(Figure collection entries)

• • • •

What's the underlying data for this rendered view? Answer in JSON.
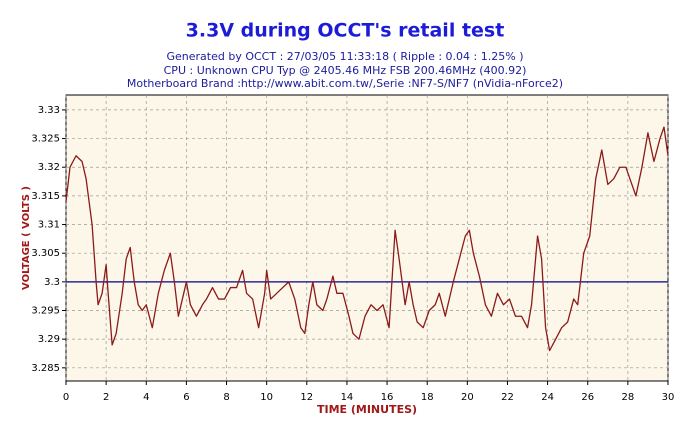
{
  "chart_data": {
    "type": "line",
    "title": "3.3V during OCCT's retail test",
    "subtitle_lines": [
      "Generated by OCCT : 27/03/05 11:33:18 ( Ripple : 0.04 : 1.25% )",
      "CPU : Unknown CPU Typ @ 2405.46 MHz FSB 200.46MHz (400.92)",
      "Motherboard Brand :http://www.abit.com.tw/,Serie :NF7-S/NF7 (nVidia-nForce2)"
    ],
    "x_label": "TIME (MINUTES)",
    "y_label": "VOLTAGE ( VOLTS )",
    "xlim": [
      0,
      30
    ],
    "xticks": [
      0,
      2,
      4,
      6,
      8,
      10,
      12,
      14,
      16,
      18,
      20,
      22,
      24,
      26,
      28,
      30
    ],
    "ylim": [
      3.2827,
      3.3326
    ],
    "yticks": [
      3.285,
      3.29,
      3.295,
      3.3,
      3.305,
      3.31,
      3.315,
      3.32,
      3.325,
      3.33
    ],
    "grid": true,
    "reference_line": 3.3,
    "reference_color": "#00008b",
    "series": [
      {
        "color": "#8b1a1a",
        "x": [
          0,
          0.2,
          0.5,
          0.8,
          1.0,
          1.3,
          1.5,
          1.6,
          1.8,
          2.0,
          2.1,
          2.3,
          2.5,
          2.8,
          3.0,
          3.2,
          3.4,
          3.6,
          3.8,
          4.0,
          4.3,
          4.6,
          4.9,
          5.2,
          5.4,
          5.6,
          5.8,
          6.0,
          6.2,
          6.5,
          6.8,
          7.0,
          7.3,
          7.6,
          7.9,
          8.2,
          8.5,
          8.8,
          9.0,
          9.3,
          9.6,
          9.9,
          10.0,
          10.2,
          10.5,
          10.8,
          11.1,
          11.4,
          11.7,
          11.9,
          12.1,
          12.3,
          12.5,
          12.8,
          13.0,
          13.3,
          13.5,
          13.8,
          14.1,
          14.3,
          14.6,
          14.9,
          15.2,
          15.5,
          15.8,
          16.1,
          16.4,
          16.6,
          16.9,
          17.1,
          17.3,
          17.5,
          17.8,
          18.1,
          18.4,
          18.6,
          18.9,
          19.3,
          19.6,
          19.9,
          20.1,
          20.3,
          20.6,
          20.9,
          21.2,
          21.5,
          21.8,
          22.1,
          22.4,
          22.7,
          23.0,
          23.2,
          23.5,
          23.7,
          23.9,
          24.1,
          24.4,
          24.7,
          25.0,
          25.3,
          25.5,
          25.8,
          26.1,
          26.4,
          26.7,
          27.0,
          27.3,
          27.6,
          27.9,
          28.1,
          28.4,
          28.7,
          29.0,
          29.3,
          29.6,
          29.8,
          30.0
        ],
        "values": [
          3.314,
          3.32,
          3.322,
          3.321,
          3.318,
          3.31,
          3.3,
          3.296,
          3.298,
          3.303,
          3.298,
          3.289,
          3.291,
          3.298,
          3.304,
          3.306,
          3.3,
          3.296,
          3.295,
          3.296,
          3.292,
          3.298,
          3.302,
          3.305,
          3.3,
          3.294,
          3.297,
          3.3,
          3.296,
          3.294,
          3.296,
          3.297,
          3.299,
          3.297,
          3.297,
          3.299,
          3.299,
          3.302,
          3.298,
          3.297,
          3.292,
          3.298,
          3.302,
          3.297,
          3.298,
          3.299,
          3.3,
          3.297,
          3.292,
          3.291,
          3.296,
          3.3,
          3.296,
          3.295,
          3.297,
          3.301,
          3.298,
          3.298,
          3.294,
          3.291,
          3.29,
          3.294,
          3.296,
          3.295,
          3.296,
          3.292,
          3.309,
          3.304,
          3.296,
          3.3,
          3.296,
          3.293,
          3.292,
          3.295,
          3.296,
          3.298,
          3.294,
          3.3,
          3.304,
          3.308,
          3.309,
          3.305,
          3.301,
          3.296,
          3.294,
          3.298,
          3.296,
          3.297,
          3.294,
          3.294,
          3.292,
          3.296,
          3.308,
          3.304,
          3.292,
          3.288,
          3.29,
          3.292,
          3.293,
          3.297,
          3.296,
          3.305,
          3.308,
          3.318,
          3.323,
          3.317,
          3.318,
          3.32,
          3.32,
          3.318,
          3.315,
          3.32,
          3.326,
          3.321,
          3.325,
          3.327,
          3.322
        ]
      }
    ]
  }
}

• • • •

TASK TO CARRY OUT: Write out each line of the data exactly; the images should be left out.

ANSWER BELOW:
What's the underlying data for this rendered view? Answer in JSON.
{
  "chart_data": {
    "type": "line",
    "title": "3.3V during OCCT's retail test",
    "subtitle_lines": [
      "Generated by OCCT : 27/03/05 11:33:18 ( Ripple : 0.04 : 1.25% )",
      "CPU : Unknown CPU Typ @ 2405.46 MHz FSB 200.46MHz (400.92)",
      "Motherboard Brand :http://www.abit.com.tw/,Serie :NF7-S/NF7 (nVidia-nForce2)"
    ],
    "x_label": "TIME (MINUTES)",
    "y_label": "VOLTAGE ( VOLTS )",
    "xlim": [
      0,
      30
    ],
    "xticks": [
      0,
      2,
      4,
      6,
      8,
      10,
      12,
      14,
      16,
      18,
      20,
      22,
      24,
      26,
      28,
      30
    ],
    "ylim": [
      3.2827,
      3.3326
    ],
    "yticks": [
      3.285,
      3.29,
      3.295,
      3.3,
      3.305,
      3.31,
      3.315,
      3.32,
      3.325,
      3.33
    ],
    "grid": true,
    "reference_line": 3.3,
    "reference_color": "#00008b",
    "series": [
      {
        "color": "#8b1a1a",
        "x": [
          0,
          0.2,
          0.5,
          0.8,
          1.0,
          1.3,
          1.5,
          1.6,
          1.8,
          2.0,
          2.1,
          2.3,
          2.5,
          2.8,
          3.0,
          3.2,
          3.4,
          3.6,
          3.8,
          4.0,
          4.3,
          4.6,
          4.9,
          5.2,
          5.4,
          5.6,
          5.8,
          6.0,
          6.2,
          6.5,
          6.8,
          7.0,
          7.3,
          7.6,
          7.9,
          8.2,
          8.5,
          8.8,
          9.0,
          9.3,
          9.6,
          9.9,
          10.0,
          10.2,
          10.5,
          10.8,
          11.1,
          11.4,
          11.7,
          11.9,
          12.1,
          12.3,
          12.5,
          12.8,
          13.0,
          13.3,
          13.5,
          13.8,
          14.1,
          14.3,
          14.6,
          14.9,
          15.2,
          15.5,
          15.8,
          16.1,
          16.4,
          16.6,
          16.9,
          17.1,
          17.3,
          17.5,
          17.8,
          18.1,
          18.4,
          18.6,
          18.9,
          19.3,
          19.6,
          19.9,
          20.1,
          20.3,
          20.6,
          20.9,
          21.2,
          21.5,
          21.8,
          22.1,
          22.4,
          22.7,
          23.0,
          23.2,
          23.5,
          23.7,
          23.9,
          24.1,
          24.4,
          24.7,
          25.0,
          25.3,
          25.5,
          25.8,
          26.1,
          26.4,
          26.7,
          27.0,
          27.3,
          27.6,
          27.9,
          28.1,
          28.4,
          28.7,
          29.0,
          29.3,
          29.6,
          29.8,
          30.0
        ],
        "values": [
          3.314,
          3.32,
          3.322,
          3.321,
          3.318,
          3.31,
          3.3,
          3.296,
          3.298,
          3.303,
          3.298,
          3.289,
          3.291,
          3.298,
          3.304,
          3.306,
          3.3,
          3.296,
          3.295,
          3.296,
          3.292,
          3.298,
          3.302,
          3.305,
          3.3,
          3.294,
          3.297,
          3.3,
          3.296,
          3.294,
          3.296,
          3.297,
          3.299,
          3.297,
          3.297,
          3.299,
          3.299,
          3.302,
          3.298,
          3.297,
          3.292,
          3.298,
          3.302,
          3.297,
          3.298,
          3.299,
          3.3,
          3.297,
          3.292,
          3.291,
          3.296,
          3.3,
          3.296,
          3.295,
          3.297,
          3.301,
          3.298,
          3.298,
          3.294,
          3.291,
          3.29,
          3.294,
          3.296,
          3.295,
          3.296,
          3.292,
          3.309,
          3.304,
          3.296,
          3.3,
          3.296,
          3.293,
          3.292,
          3.295,
          3.296,
          3.298,
          3.294,
          3.3,
          3.304,
          3.308,
          3.309,
          3.305,
          3.301,
          3.296,
          3.294,
          3.298,
          3.296,
          3.297,
          3.294,
          3.294,
          3.292,
          3.296,
          3.308,
          3.304,
          3.292,
          3.288,
          3.29,
          3.292,
          3.293,
          3.297,
          3.296,
          3.305,
          3.308,
          3.318,
          3.323,
          3.317,
          3.318,
          3.32,
          3.32,
          3.318,
          3.315,
          3.32,
          3.326,
          3.321,
          3.325,
          3.327,
          3.322
        ]
      }
    ]
  }
}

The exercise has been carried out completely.